Exercise | Pictures in the data below are not part of the copy; transcribe everything else exactly.

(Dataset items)

——

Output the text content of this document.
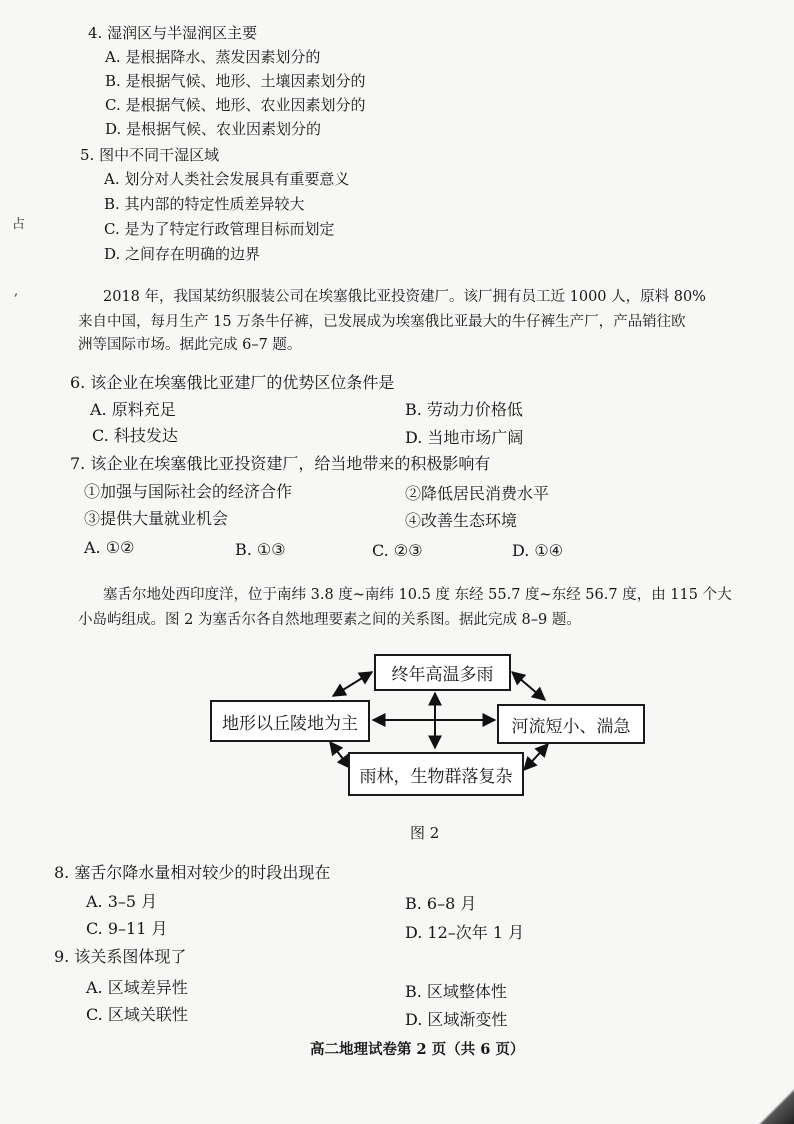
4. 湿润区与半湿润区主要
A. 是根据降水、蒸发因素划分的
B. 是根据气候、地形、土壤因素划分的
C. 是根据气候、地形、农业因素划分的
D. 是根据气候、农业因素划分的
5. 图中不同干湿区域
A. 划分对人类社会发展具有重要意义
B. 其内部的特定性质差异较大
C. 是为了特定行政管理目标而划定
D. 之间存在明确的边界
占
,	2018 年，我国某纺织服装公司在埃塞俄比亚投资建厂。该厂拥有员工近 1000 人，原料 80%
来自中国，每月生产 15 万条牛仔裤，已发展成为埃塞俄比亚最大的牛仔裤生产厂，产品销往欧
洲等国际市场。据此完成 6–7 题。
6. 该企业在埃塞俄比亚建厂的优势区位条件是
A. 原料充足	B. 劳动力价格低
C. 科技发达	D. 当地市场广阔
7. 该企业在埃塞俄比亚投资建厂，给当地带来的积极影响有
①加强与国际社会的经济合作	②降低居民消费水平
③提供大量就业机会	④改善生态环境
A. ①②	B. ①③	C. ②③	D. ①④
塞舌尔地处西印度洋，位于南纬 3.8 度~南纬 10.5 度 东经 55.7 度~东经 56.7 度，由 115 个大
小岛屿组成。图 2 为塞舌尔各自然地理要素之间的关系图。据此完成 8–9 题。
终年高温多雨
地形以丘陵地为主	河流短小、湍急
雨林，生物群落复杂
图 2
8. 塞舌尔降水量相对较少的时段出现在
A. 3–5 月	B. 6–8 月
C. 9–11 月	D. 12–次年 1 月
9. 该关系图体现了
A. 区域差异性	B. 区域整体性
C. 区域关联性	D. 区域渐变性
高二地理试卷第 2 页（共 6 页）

——

Task output |
Output the text content of this document.
4. 湿润区与半湿润区主要
A. 是根据降水、蒸发因素划分的
B. 是根据气候、地形、土壤因素划分的
C. 是根据气候、地形、农业因素划分的
D. 是根据气候、农业因素划分的
5. 图中不同干湿区域
A. 划分对人类社会发展具有重要意义
B. 其内部的特定性质差异较大
C. 是为了特定行政管理目标而划定
D. 之间存在明确的边界
占
,	2018 年，我国某纺织服装公司在埃塞俄比亚投资建厂。该厂拥有员工近 1000 人，原料 80%
来自中国，每月生产 15 万条牛仔裤，已发展成为埃塞俄比亚最大的牛仔裤生产厂，产品销往欧
洲等国际市场。据此完成 6–7 题。
6. 该企业在埃塞俄比亚建厂的优势区位条件是
A. 原料充足	B. 劳动力价格低
C. 科技发达	D. 当地市场广阔
7. 该企业在埃塞俄比亚投资建厂，给当地带来的积极影响有
①加强与国际社会的经济合作	②降低居民消费水平
③提供大量就业机会	④改善生态环境
A. ①②	B. ①③	C. ②③	D. ①④
塞舌尔地处西印度洋，位于南纬 3.8 度~南纬 10.5 度 东经 55.7 度~东经 56.7 度，由 115 个大
小岛屿组成。图 2 为塞舌尔各自然地理要素之间的关系图。据此完成 8–9 题。
终年高温多雨
地形以丘陵地为主	河流短小、湍急
雨林，生物群落复杂
图 2
8. 塞舌尔降水量相对较少的时段出现在
A. 3–5 月	B. 6–8 月
C. 9–11 月	D. 12–次年 1 月
9. 该关系图体现了
A. 区域差异性	B. 区域整体性
C. 区域关联性	D. 区域渐变性
高二地理试卷第 2 页（共 6 页）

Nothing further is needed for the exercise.